To be done => The records should be repeated word for word, pictures excluded.

# # # #

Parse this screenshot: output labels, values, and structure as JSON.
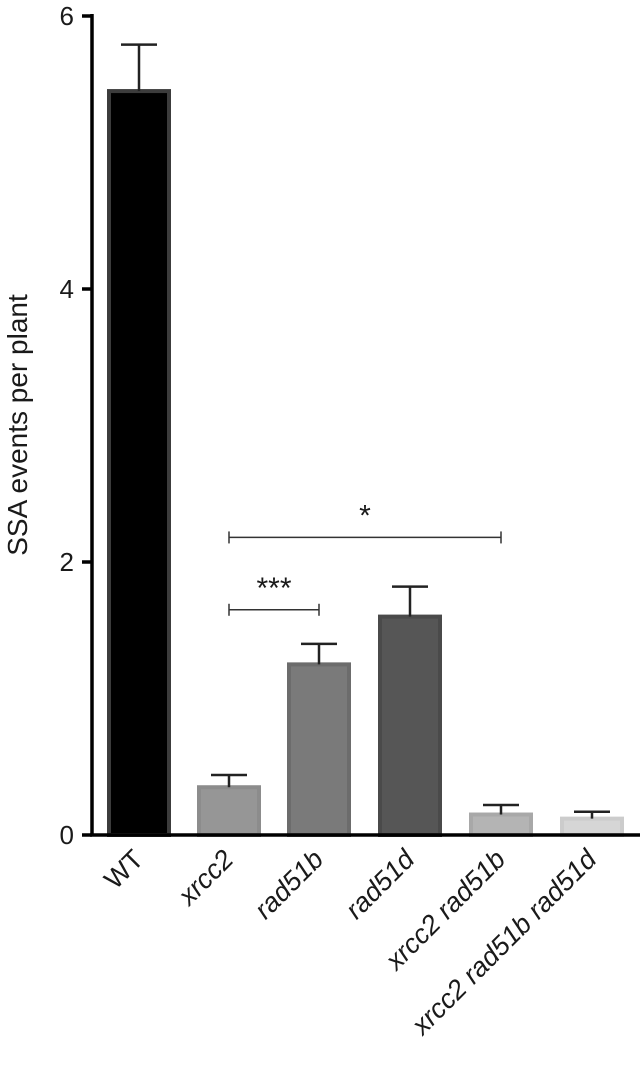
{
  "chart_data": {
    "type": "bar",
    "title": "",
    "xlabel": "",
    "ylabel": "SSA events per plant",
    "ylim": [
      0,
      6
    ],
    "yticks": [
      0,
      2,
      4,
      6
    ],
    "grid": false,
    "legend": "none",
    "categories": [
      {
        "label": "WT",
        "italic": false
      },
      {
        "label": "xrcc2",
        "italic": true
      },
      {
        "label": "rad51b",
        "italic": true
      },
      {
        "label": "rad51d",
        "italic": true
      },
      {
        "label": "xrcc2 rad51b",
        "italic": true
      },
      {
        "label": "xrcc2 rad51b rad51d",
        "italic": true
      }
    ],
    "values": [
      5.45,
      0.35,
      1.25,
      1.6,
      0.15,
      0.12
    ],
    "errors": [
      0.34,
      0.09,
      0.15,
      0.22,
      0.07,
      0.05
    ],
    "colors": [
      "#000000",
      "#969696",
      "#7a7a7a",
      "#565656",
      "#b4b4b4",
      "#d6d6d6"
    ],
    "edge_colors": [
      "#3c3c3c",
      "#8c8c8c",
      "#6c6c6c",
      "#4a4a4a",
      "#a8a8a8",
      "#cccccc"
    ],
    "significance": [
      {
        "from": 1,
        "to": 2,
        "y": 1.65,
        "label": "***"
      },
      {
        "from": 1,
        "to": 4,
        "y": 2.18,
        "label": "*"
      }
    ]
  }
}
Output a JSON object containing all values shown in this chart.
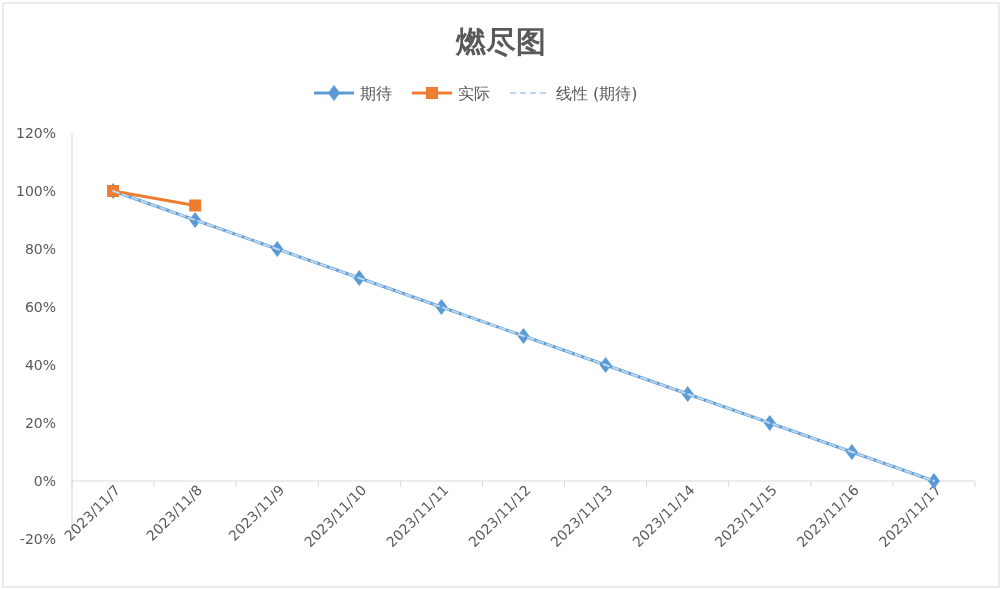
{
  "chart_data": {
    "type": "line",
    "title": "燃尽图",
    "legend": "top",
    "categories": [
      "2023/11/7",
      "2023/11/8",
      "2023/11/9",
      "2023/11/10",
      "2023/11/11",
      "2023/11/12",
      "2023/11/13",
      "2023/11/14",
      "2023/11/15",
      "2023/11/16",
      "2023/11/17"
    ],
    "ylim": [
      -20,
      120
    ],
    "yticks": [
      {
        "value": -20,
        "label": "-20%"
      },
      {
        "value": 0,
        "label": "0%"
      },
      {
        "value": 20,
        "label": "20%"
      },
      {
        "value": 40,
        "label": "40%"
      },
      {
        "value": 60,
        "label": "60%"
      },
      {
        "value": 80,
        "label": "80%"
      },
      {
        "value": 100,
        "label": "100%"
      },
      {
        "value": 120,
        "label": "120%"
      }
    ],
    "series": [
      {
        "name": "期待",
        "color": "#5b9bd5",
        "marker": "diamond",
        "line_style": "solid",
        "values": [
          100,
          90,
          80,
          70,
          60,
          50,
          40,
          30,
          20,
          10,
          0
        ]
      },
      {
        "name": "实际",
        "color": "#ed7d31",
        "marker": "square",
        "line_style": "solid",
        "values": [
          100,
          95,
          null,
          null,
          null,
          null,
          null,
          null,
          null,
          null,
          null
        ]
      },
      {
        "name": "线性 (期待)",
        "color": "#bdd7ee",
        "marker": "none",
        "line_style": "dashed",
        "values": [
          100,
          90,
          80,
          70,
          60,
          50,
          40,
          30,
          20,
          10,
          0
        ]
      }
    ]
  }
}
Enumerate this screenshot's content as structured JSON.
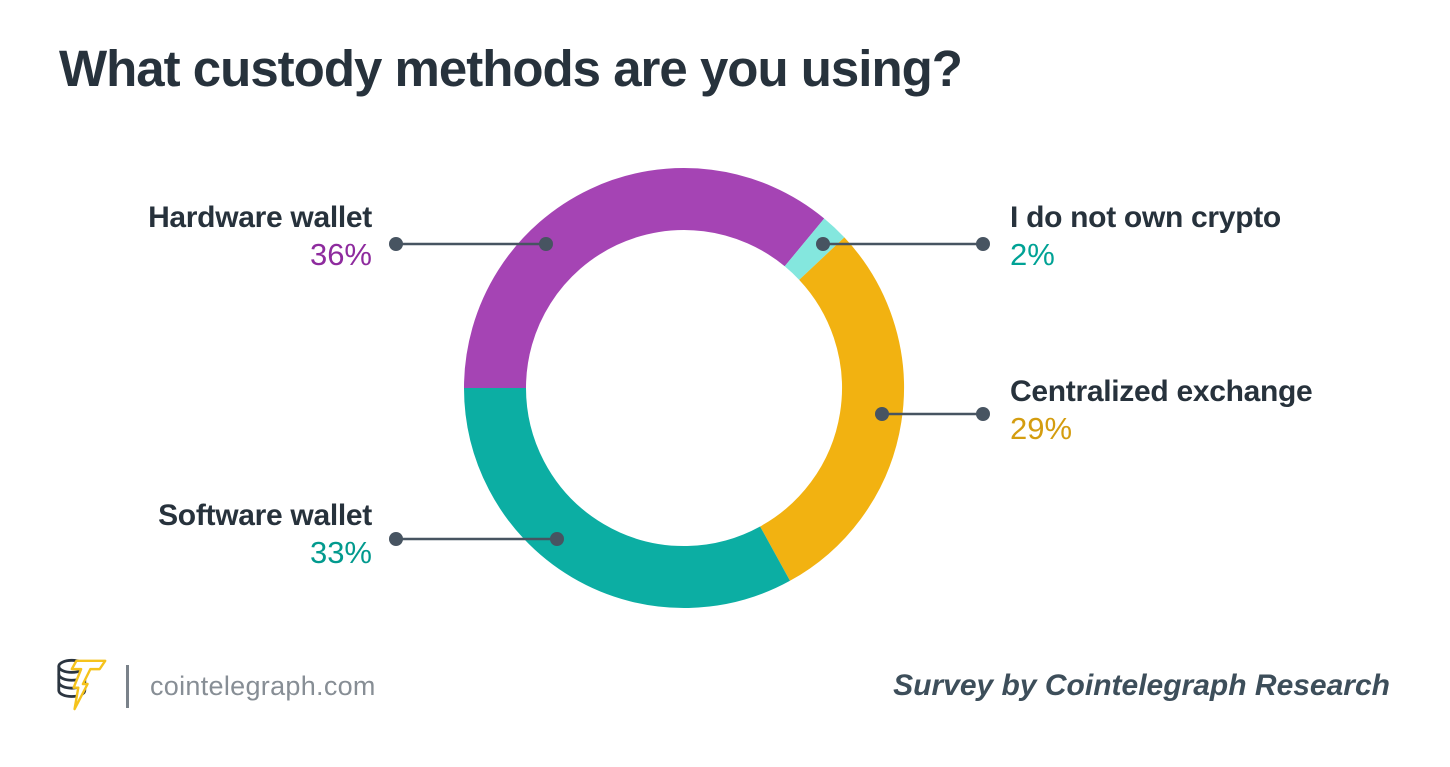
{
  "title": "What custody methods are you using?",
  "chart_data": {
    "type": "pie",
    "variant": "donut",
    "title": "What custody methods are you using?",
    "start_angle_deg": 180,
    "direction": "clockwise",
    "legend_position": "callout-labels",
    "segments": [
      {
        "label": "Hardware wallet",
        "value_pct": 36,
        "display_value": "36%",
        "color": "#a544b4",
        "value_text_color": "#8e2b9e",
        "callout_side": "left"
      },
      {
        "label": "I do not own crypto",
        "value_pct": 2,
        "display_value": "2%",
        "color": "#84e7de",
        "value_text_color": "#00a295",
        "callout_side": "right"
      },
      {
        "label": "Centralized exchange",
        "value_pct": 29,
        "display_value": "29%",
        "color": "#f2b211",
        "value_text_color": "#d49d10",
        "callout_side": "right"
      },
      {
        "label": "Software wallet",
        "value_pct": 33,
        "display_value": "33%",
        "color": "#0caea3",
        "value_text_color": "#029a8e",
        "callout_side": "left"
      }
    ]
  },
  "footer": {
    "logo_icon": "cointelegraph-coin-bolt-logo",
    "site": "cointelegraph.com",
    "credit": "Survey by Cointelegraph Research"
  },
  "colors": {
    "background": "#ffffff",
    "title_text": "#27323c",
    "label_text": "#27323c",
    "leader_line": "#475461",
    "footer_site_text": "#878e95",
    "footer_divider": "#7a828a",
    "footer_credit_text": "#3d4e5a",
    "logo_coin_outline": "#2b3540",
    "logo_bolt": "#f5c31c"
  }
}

# # # #

Written response =>
Parse this screenshot: output labels, values, and structure as JSON.
{
  "chart_data": {
    "type": "bar",
    "title": "",
    "xlabel": "",
    "ylabel": "SSA events per plant",
    "ylim": [
      0,
      6
    ],
    "yticks": [
      0,
      2,
      4,
      6
    ],
    "grid": false,
    "legend": "none",
    "categories": [
      {
        "label": "WT",
        "italic": false
      },
      {
        "label": "xrcc2",
        "italic": true
      },
      {
        "label": "rad51b",
        "italic": true
      },
      {
        "label": "rad51d",
        "italic": true
      },
      {
        "label": "xrcc2 rad51b",
        "italic": true
      },
      {
        "label": "xrcc2 rad51b rad51d",
        "italic": true
      }
    ],
    "values": [
      5.45,
      0.35,
      1.25,
      1.6,
      0.15,
      0.12
    ],
    "errors": [
      0.34,
      0.09,
      0.15,
      0.22,
      0.07,
      0.05
    ],
    "colors": [
      "#000000",
      "#969696",
      "#7a7a7a",
      "#565656",
      "#b4b4b4",
      "#d6d6d6"
    ],
    "edge_colors": [
      "#3c3c3c",
      "#8c8c8c",
      "#6c6c6c",
      "#4a4a4a",
      "#a8a8a8",
      "#cccccc"
    ],
    "significance": [
      {
        "from": 1,
        "to": 2,
        "y": 1.65,
        "label": "***"
      },
      {
        "from": 1,
        "to": 4,
        "y": 2.18,
        "label": "*"
      }
    ]
  }
}
Output a JSON object containing all values shown in this chart.
{
  "chart_data": {
    "type": "line",
    "title": "燃尽图",
    "legend": "top",
    "categories": [
      "2023/11/7",
      "2023/11/8",
      "2023/11/9",
      "2023/11/10",
      "2023/11/11",
      "2023/11/12",
      "2023/11/13",
      "2023/11/14",
      "2023/11/15",
      "2023/11/16",
      "2023/11/17"
    ],
    "ylim": [
      -20,
      120
    ],
    "yticks": [
      {
        "value": -20,
        "label": "-20%"
      },
      {
        "value": 0,
        "label": "0%"
      },
      {
        "value": 20,
        "label": "20%"
      },
      {
        "value": 40,
        "label": "40%"
      },
      {
        "value": 60,
        "label": "60%"
      },
      {
        "value": 80,
        "label": "80%"
      },
      {
        "value": 100,
        "label": "100%"
      },
      {
        "value": 120,
        "label": "120%"
      }
    ],
    "series": [
      {
        "name": "期待",
        "color": "#5b9bd5",
        "marker": "diamond",
        "line_style": "solid",
        "values": [
          100,
          90,
          80,
          70,
          60,
          50,
          40,
          30,
          20,
          10,
          0
        ]
      },
      {
        "name": "实际",
        "color": "#ed7d31",
        "marker": "square",
        "line_style": "solid",
        "values": [
          100,
          95,
          null,
          null,
          null,
          null,
          null,
          null,
          null,
          null,
          null
        ]
      },
      {
        "name": "线性 (期待)",
        "color": "#bdd7ee",
        "marker": "none",
        "line_style": "dashed",
        "values": [
          100,
          90,
          80,
          70,
          60,
          50,
          40,
          30,
          20,
          10,
          0
        ]
      }
    ]
  }
}
Enumerate this screenshot's content as structured JSON.
{
  "title": "What custody methods are you using?",
  "chart_data": {
    "type": "pie",
    "variant": "donut",
    "title": "What custody methods are you using?",
    "start_angle_deg": 180,
    "direction": "clockwise",
    "legend_position": "callout-labels",
    "segments": [
      {
        "label": "Hardware wallet",
        "value_pct": 36,
        "display_value": "36%",
        "color": "#a544b4",
        "value_text_color": "#8e2b9e",
        "callout_side": "left"
      },
      {
        "label": "I do not own crypto",
        "value_pct": 2,
        "display_value": "2%",
        "color": "#84e7de",
        "value_text_color": "#00a295",
        "callout_side": "right"
      },
      {
        "label": "Centralized exchange",
        "value_pct": 29,
        "display_value": "29%",
        "color": "#f2b211",
        "value_text_color": "#d49d10",
        "callout_side": "right"
      },
      {
        "label": "Software wallet",
        "value_pct": 33,
        "display_value": "33%",
        "color": "#0caea3",
        "value_text_color": "#029a8e",
        "callout_side": "left"
      }
    ]
  },
  "footer": {
    "logo_icon": "cointelegraph-coin-bolt-logo",
    "site": "cointelegraph.com",
    "credit": "Survey by Cointelegraph Research"
  },
  "colors": {
    "background": "#ffffff",
    "title_text": "#27323c",
    "label_text": "#27323c",
    "leader_line": "#475461",
    "footer_site_text": "#878e95",
    "footer_divider": "#7a828a",
    "footer_credit_text": "#3d4e5a",
    "logo_coin_outline": "#2b3540",
    "logo_bolt": "#f5c31c"
  }
}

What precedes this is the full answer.